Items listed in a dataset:
[Start]

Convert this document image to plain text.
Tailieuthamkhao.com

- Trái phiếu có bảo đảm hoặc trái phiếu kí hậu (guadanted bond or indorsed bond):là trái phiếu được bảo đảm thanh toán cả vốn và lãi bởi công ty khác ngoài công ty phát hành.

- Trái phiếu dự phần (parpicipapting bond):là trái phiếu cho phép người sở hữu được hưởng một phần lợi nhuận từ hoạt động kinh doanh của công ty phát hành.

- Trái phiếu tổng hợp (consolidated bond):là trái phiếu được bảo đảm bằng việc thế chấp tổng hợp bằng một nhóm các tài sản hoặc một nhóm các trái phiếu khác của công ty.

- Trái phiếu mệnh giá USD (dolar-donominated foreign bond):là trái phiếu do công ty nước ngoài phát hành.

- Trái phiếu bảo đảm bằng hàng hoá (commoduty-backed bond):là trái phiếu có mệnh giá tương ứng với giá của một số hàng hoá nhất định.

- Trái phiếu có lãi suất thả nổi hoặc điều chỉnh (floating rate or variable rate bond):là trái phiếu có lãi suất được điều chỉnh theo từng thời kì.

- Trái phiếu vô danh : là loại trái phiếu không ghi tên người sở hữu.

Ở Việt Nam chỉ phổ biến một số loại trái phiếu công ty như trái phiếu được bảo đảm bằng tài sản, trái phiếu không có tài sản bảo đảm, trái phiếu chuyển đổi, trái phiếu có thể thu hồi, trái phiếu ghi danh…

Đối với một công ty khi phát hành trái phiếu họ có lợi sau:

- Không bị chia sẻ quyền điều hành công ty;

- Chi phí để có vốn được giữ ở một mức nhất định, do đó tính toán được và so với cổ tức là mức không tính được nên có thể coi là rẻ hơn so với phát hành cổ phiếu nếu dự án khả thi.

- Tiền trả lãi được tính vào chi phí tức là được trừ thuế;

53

[End]

▶ **What this task involves**:
Set down the listing in full, keeping every word exactly as it is.

▶ **Response to this task**:
Convert this document image to plain text.
Tailieuthamkhao.com

- Trái phiếu có bảo đảm hoặc trái phiếu kí hậu (guadanted bond or indorsed bond):là trái phiếu được bảo đảm thanh toán cả vốn và lãi bởi công ty khác ngoài công ty phát hành.

- Trái phiếu dự phần (parpicipapting bond):là trái phiếu cho phép người sở hữu được hưởng một phần lợi nhuận từ hoạt động kinh doanh của công ty phát hành.

- Trái phiếu tổng hợp (consolidated bond):là trái phiếu được bảo đảm bằng việc thế chấp tổng hợp bằng một nhóm các tài sản hoặc một nhóm các trái phiếu khác của công ty.

- Trái phiếu mệnh giá USD (dolar-donominated foreign bond):là trái phiếu do công ty nước ngoài phát hành.

- Trái phiếu bảo đảm bằng hàng hoá (commoduty-backed bond):là trái phiếu có mệnh giá tương ứng với giá của một số hàng hoá nhất định.

- Trái phiếu có lãi suất thả nổi hoặc điều chỉnh (floating rate or variable rate bond):là trái phiếu có lãi suất được điều chỉnh theo từng thời kì.

- Trái phiếu vô danh : là loại trái phiếu không ghi tên người sở hữu.

Ở Việt Nam chỉ phổ biến một số loại trái phiếu công ty như trái phiếu được bảo đảm bằng tài sản, trái phiếu không có tài sản bảo đảm, trái phiếu chuyển đổi, trái phiếu có thể thu hồi, trái phiếu ghi danh…

Đối với một công ty khi phát hành trái phiếu họ có lợi sau:

- Không bị chia sẻ quyền điều hành công ty;

- Chi phí để có vốn được giữ ở một mức nhất định, do đó tính toán được và so với cổ tức là mức không tính được nên có thể coi là rẻ hơn so với phát hành cổ phiếu nếu dự án khả thi.

- Tiền trả lãi được tính vào chi phí tức là được trừ thuế;

53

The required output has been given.